## Records supplied
***

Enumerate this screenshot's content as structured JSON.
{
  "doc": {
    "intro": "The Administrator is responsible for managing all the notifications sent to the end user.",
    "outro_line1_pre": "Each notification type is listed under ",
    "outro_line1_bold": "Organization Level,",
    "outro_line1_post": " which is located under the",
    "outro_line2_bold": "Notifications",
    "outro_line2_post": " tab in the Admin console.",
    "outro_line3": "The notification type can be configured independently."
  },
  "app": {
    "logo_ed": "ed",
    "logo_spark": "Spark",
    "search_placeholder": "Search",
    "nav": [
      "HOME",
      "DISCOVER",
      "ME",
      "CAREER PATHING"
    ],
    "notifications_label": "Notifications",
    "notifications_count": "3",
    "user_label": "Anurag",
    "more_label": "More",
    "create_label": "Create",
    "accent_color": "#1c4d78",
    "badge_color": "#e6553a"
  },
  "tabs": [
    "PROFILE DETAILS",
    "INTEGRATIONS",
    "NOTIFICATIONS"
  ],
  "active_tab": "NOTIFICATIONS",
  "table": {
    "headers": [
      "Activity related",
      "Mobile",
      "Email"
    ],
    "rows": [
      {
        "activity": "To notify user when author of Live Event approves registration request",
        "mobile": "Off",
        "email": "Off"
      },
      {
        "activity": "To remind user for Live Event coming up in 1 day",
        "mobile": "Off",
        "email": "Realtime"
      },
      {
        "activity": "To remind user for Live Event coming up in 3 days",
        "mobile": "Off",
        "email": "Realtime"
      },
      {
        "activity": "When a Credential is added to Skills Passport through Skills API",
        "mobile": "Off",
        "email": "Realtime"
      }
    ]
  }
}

***

## What you need to do
Repeat each of the entries above precisely as given.

## Final result
Enumerate this screenshot's content as structured JSON.
{
  "doc": {
    "intro": "The Administrator is responsible for managing all the notifications sent to the end user.",
    "outro_line1_pre": "Each notification type is listed under ",
    "outro_line1_bold": "Organization Level,",
    "outro_line1_post": " which is located under the",
    "outro_line2_bold": "Notifications",
    "outro_line2_post": " tab in the Admin console.",
    "outro_line3": "The notification type can be configured independently."
  },
  "app": {
    "logo_ed": "ed",
    "logo_spark": "Spark",
    "search_placeholder": "Search",
    "nav": [
      "HOME",
      "DISCOVER",
      "ME",
      "CAREER PATHING"
    ],
    "notifications_label": "Notifications",
    "notifications_count": "3",
    "user_label": "Anurag",
    "more_label": "More",
    "create_label": "Create",
    "accent_color": "#1c4d78",
    "badge_color": "#e6553a"
  },
  "tabs": [
    "PROFILE DETAILS",
    "INTEGRATIONS",
    "NOTIFICATIONS"
  ],
  "active_tab": "NOTIFICATIONS",
  "table": {
    "headers": [
      "Activity related",
      "Mobile",
      "Email"
    ],
    "rows": [
      {
        "activity": "To notify user when author of Live Event approves registration request",
        "mobile": "Off",
        "email": "Off"
      },
      {
        "activity": "To remind user for Live Event coming up in 1 day",
        "mobile": "Off",
        "email": "Realtime"
      },
      {
        "activity": "To remind user for Live Event coming up in 3 days",
        "mobile": "Off",
        "email": "Realtime"
      },
      {
        "activity": "When a Credential is added to Skills Passport through Skills API",
        "mobile": "Off",
        "email": "Realtime"
      }
    ]
  }
}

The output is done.